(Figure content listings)
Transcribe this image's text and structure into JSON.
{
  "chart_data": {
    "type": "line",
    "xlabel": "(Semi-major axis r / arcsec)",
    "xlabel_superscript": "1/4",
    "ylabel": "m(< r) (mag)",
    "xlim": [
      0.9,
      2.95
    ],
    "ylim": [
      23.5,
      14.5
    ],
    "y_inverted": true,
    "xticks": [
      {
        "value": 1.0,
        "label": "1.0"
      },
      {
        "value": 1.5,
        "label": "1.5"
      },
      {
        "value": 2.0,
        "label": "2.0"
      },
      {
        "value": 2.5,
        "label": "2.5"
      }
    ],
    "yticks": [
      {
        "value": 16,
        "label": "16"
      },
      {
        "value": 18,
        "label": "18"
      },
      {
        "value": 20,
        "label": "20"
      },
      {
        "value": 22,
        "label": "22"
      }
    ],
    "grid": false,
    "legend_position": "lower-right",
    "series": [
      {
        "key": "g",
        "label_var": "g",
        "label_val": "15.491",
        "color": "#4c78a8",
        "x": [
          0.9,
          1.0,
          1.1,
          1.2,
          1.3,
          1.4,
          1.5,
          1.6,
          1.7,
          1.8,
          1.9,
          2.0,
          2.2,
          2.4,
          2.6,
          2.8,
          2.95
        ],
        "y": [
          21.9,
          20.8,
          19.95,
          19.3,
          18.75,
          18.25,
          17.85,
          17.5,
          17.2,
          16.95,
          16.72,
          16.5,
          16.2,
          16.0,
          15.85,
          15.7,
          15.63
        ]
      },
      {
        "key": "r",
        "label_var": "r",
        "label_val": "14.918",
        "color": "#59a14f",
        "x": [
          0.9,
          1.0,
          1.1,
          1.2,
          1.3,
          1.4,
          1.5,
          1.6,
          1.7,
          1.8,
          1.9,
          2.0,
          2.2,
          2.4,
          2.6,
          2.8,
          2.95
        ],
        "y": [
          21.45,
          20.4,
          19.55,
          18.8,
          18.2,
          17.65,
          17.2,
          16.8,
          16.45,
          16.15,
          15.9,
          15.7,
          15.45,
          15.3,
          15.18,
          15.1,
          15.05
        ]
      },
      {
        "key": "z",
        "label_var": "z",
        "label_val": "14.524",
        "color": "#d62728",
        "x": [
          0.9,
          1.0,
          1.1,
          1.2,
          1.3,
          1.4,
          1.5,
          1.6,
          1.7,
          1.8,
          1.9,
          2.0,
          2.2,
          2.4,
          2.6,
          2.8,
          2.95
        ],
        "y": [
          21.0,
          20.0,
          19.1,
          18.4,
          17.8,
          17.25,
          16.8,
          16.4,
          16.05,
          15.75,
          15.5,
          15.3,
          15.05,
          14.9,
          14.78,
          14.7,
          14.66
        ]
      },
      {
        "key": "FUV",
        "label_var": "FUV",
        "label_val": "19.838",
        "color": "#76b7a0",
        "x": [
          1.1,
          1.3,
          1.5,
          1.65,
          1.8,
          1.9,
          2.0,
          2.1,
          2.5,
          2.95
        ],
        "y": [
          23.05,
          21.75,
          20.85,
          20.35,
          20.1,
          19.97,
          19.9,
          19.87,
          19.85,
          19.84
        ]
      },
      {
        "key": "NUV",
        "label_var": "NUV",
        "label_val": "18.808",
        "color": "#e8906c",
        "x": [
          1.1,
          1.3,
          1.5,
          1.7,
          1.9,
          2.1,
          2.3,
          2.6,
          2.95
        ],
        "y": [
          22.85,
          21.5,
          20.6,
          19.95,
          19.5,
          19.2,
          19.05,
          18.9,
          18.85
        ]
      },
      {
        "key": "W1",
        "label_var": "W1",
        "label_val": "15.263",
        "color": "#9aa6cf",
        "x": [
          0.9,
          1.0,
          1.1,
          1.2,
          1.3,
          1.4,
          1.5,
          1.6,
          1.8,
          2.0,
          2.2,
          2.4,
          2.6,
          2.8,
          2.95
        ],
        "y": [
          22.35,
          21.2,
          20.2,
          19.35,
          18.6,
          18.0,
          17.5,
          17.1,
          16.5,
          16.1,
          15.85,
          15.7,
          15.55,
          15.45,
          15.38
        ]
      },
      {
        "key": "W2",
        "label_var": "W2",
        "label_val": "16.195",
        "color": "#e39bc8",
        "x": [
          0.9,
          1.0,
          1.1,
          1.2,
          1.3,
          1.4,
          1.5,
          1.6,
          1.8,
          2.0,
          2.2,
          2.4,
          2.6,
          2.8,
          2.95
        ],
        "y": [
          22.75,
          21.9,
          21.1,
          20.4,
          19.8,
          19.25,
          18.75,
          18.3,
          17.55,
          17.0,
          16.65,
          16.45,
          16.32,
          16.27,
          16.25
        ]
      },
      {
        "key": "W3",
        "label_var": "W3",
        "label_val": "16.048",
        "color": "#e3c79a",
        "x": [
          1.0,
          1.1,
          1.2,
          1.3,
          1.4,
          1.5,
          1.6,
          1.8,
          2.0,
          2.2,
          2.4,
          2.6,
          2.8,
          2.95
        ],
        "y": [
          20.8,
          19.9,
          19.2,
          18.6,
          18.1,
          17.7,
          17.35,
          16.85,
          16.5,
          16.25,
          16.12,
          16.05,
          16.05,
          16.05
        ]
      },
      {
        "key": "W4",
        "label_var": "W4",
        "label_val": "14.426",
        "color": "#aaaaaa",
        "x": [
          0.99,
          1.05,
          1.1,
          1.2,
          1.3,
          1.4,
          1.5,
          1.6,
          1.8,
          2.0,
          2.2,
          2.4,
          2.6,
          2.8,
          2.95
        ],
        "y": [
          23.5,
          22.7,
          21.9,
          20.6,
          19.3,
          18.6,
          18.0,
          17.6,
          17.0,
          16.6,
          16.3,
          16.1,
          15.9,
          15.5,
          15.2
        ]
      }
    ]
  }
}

*Written problem:*
Give nothing but the count of lines in the listing above that hold the string "color".

*Reply:*
9